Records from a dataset
******************************

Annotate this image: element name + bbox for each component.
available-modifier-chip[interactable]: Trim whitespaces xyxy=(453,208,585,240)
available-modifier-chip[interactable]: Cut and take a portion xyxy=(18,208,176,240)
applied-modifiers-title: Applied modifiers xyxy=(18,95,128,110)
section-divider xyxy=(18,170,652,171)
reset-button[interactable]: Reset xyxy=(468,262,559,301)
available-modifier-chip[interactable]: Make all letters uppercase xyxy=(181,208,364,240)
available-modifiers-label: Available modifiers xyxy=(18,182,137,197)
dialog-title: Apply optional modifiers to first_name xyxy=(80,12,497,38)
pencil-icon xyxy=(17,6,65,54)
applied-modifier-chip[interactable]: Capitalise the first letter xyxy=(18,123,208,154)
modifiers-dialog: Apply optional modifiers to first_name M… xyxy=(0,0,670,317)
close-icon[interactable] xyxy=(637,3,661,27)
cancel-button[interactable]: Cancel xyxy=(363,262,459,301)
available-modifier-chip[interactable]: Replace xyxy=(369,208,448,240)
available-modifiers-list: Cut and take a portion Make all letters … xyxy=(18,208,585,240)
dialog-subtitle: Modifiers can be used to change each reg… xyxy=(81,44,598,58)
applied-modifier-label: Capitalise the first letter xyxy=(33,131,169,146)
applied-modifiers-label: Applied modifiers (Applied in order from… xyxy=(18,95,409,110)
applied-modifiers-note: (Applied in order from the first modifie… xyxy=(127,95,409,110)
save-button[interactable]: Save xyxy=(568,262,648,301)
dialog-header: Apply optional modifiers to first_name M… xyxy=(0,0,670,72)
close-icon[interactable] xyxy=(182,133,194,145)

******************************

Stated exercise:
Copy the lines of the listing above, from the start through the line containing "available-modifier-chip[interactable]: Cut and", word for word.

Written answer:
Annotate this image: element name + bbox for each component.
available-modifier-chip[interactable]: Trim whitespaces xyxy=(453,208,585,240)
available-modifier-chip[interactable]: Cut and take a portion xyxy=(18,208,176,240)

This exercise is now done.